- **Work to complete**
Rewrite everything from the start of the items down to the line containing "x-tick bbox=[516, 413, 517, 419]", with "chart-title" changed to "chart-heading" and all else unchanged.

- **Exercise materials**
>> start

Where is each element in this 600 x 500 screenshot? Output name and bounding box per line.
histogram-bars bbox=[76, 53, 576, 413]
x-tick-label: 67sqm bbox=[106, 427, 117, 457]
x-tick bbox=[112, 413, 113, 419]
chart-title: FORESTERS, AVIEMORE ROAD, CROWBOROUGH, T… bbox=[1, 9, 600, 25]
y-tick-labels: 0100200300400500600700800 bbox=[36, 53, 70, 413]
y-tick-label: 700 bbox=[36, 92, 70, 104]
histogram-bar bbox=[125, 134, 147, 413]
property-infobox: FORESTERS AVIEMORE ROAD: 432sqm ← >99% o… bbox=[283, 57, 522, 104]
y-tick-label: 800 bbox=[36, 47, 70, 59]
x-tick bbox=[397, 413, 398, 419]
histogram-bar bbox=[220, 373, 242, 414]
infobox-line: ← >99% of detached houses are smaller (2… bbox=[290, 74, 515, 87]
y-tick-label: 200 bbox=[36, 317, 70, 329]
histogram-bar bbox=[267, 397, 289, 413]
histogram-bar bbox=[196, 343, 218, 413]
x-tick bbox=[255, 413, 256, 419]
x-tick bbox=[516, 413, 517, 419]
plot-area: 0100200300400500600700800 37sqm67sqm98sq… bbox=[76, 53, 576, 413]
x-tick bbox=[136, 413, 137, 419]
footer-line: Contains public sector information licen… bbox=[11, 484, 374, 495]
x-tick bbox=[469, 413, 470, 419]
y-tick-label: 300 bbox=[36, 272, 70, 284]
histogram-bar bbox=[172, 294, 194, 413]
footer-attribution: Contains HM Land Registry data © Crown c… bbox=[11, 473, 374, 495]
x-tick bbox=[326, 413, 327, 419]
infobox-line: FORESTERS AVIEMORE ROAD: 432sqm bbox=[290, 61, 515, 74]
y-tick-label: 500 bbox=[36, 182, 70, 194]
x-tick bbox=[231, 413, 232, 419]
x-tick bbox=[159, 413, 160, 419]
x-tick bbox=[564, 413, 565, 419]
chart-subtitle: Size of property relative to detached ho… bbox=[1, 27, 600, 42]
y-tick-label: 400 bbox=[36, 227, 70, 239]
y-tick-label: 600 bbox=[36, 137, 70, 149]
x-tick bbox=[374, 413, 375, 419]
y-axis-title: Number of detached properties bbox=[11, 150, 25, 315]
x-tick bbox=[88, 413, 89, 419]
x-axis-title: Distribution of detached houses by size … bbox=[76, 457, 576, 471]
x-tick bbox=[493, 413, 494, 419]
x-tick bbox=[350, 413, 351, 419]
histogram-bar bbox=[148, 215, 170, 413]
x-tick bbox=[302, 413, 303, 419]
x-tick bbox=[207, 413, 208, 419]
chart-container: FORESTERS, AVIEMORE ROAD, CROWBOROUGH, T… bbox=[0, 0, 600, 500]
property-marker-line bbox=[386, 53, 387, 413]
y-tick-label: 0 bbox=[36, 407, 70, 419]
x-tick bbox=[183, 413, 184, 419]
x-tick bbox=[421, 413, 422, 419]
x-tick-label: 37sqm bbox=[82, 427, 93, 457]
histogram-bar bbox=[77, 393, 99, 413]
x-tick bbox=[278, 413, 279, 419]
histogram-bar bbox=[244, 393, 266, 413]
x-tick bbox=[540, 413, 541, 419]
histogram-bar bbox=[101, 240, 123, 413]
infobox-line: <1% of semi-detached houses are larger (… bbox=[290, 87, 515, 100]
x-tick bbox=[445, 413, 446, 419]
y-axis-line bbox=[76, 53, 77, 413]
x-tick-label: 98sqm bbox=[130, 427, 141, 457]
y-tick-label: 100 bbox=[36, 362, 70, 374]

>> end

- **Worked answer**
Where is each element in this 600 x 500 screenshot? Output name and bounding box per line.
histogram-bars bbox=[76, 53, 576, 413]
x-tick-label: 67sqm bbox=[106, 427, 117, 457]
x-tick bbox=[112, 413, 113, 419]
chart-heading: FORESTERS, AVIEMORE ROAD, CROWBOROUGH, T… bbox=[1, 9, 600, 25]
y-tick-labels: 0100200300400500600700800 bbox=[36, 53, 70, 413]
y-tick-label: 700 bbox=[36, 92, 70, 104]
histogram-bar bbox=[125, 134, 147, 413]
property-infobox: FORESTERS AVIEMORE ROAD: 432sqm ← >99% o… bbox=[283, 57, 522, 104]
y-tick-label: 800 bbox=[36, 47, 70, 59]
x-tick bbox=[397, 413, 398, 419]
histogram-bar bbox=[220, 373, 242, 414]
infobox-line: ← >99% of detached houses are smaller (2… bbox=[290, 74, 515, 87]
y-tick-label: 200 bbox=[36, 317, 70, 329]
histogram-bar bbox=[267, 397, 289, 413]
histogram-bar bbox=[196, 343, 218, 413]
x-tick bbox=[255, 413, 256, 419]
x-tick bbox=[516, 413, 517, 419]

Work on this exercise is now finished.